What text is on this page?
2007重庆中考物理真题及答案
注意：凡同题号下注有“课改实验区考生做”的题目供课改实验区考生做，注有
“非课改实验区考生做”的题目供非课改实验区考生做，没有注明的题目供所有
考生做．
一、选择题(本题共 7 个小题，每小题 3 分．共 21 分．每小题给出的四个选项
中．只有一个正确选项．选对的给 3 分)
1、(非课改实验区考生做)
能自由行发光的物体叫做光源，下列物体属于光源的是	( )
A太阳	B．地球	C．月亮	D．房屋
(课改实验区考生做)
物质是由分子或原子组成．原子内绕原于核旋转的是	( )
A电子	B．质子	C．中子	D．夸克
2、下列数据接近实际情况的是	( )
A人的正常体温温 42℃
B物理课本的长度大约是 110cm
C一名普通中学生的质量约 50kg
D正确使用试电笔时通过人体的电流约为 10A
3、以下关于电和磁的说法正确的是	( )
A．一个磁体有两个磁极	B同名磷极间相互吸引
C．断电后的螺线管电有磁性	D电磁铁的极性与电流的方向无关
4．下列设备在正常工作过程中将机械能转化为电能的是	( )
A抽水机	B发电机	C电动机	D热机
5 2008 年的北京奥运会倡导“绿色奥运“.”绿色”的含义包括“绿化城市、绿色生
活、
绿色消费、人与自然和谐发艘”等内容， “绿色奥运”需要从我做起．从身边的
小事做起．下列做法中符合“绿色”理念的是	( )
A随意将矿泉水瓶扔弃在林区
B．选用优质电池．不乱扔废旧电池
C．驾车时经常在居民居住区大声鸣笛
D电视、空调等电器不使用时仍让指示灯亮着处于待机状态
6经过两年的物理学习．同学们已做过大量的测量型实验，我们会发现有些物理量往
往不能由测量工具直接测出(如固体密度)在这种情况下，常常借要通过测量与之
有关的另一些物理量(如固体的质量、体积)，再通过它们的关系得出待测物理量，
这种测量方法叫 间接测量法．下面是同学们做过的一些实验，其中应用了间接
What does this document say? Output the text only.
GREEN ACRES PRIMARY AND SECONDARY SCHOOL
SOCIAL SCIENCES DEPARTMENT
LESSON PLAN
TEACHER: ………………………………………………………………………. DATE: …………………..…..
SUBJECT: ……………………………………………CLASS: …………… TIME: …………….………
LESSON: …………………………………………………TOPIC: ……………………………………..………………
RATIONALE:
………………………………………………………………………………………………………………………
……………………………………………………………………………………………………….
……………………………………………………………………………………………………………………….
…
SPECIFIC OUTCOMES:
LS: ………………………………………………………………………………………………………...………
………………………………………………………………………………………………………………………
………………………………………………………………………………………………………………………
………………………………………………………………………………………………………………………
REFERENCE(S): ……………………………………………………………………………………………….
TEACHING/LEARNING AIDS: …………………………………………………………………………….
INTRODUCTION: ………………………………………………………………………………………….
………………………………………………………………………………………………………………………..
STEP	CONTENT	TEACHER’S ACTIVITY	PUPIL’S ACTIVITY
☆ ☆ ☆ ☆ ☆
### [Given task]
Please quote the data above in full, with no line missing.

### [Task output]
What text is on this page?
2007重庆中考物理真题及答案
注意：凡同题号下注有“课改实验区考生做”的题目供课改实验区考生做，注有
“非课改实验区考生做”的题目供非课改实验区考生做，没有注明的题目供所有
考生做．
一、选择题(本题共 7 个小题，每小题 3 分．共 21 分．每小题给出的四个选项
中．只有一个正确选项．选对的给 3 分)
1、(非课改实验区考生做)
能自由行发光的物体叫做光源，下列物体属于光源的是	( )
A太阳	B．地球	C．月亮	D．房屋
(课改实验区考生做)
物质是由分子或原子组成．原子内绕原于核旋转的是	( )
A电子	B．质子	C．中子	D．夸克
2、下列数据接近实际情况的是	( )
A人的正常体温温 42℃
B物理课本的长度大约是 110cm
C一名普通中学生的质量约 50kg
D正确使用试电笔时通过人体的电流约为 10A
3、以下关于电和磁的说法正确的是	( )
A．一个磁体有两个磁极	B同名磷极间相互吸引
C．断电后的螺线管电有磁性	D电磁铁的极性与电流的方向无关
4．下列设备在正常工作过程中将机械能转化为电能的是	( )
A抽水机	B发电机	C电动机	D热机
5 2008 年的北京奥运会倡导“绿色奥运“.”绿色”的含义包括“绿化城市、绿色生
活、
绿色消费、人与自然和谐发艘”等内容， “绿色奥运”需要从我做起．从身边的
小事做起．下列做法中符合“绿色”理念的是	( )
A随意将矿泉水瓶扔弃在林区
B．选用优质电池．不乱扔废旧电池
C．驾车时经常在居民居住区大声鸣笛
D电视、空调等电器不使用时仍让指示灯亮着处于待机状态
6经过两年的物理学习．同学们已做过大量的测量型实验，我们会发现有些物理量往
往不能由测量工具直接测出(如固体密度)在这种情况下，常常借要通过测量与之
有关的另一些物理量(如固体的质量、体积)，再通过它们的关系得出待测物理量，
这种测量方法叫 间接测量法．下面是同学们做过的一些实验，其中应用了间接
What does this document say? Output the text only.
GREEN ACRES PRIMARY AND SECONDARY SCHOOL
SOCIAL SCIENCES DEPARTMENT
LESSON PLAN
TEACHER: ………………………………………………………………………. DATE: …………………..…..
SUBJECT: ……………………………………………CLASS: …………… TIME: …………….………
LESSON: …………………………………………………TOPIC: ……………………………………..………………
RATIONALE:
………………………………………………………………………………………………………………………
……………………………………………………………………………………………………….
……………………………………………………………………………………………………………………….
…
SPECIFIC OUTCOMES:
LS: ………………………………………………………………………………………………………...………
………………………………………………………………………………………………………………………
………………………………………………………………………………………………………………………
………………………………………………………………………………………………………………………
REFERENCE(S): ……………………………………………………………………………………………….
TEACHING/LEARNING AIDS: …………………………………………………………………………….
INTRODUCTION: ………………………………………………………………………………………….
………………………………………………………………………………………………………………………..
STEP	CONTENT	TEACHER’S ACTIVITY	PUPIL’S ACTIVITY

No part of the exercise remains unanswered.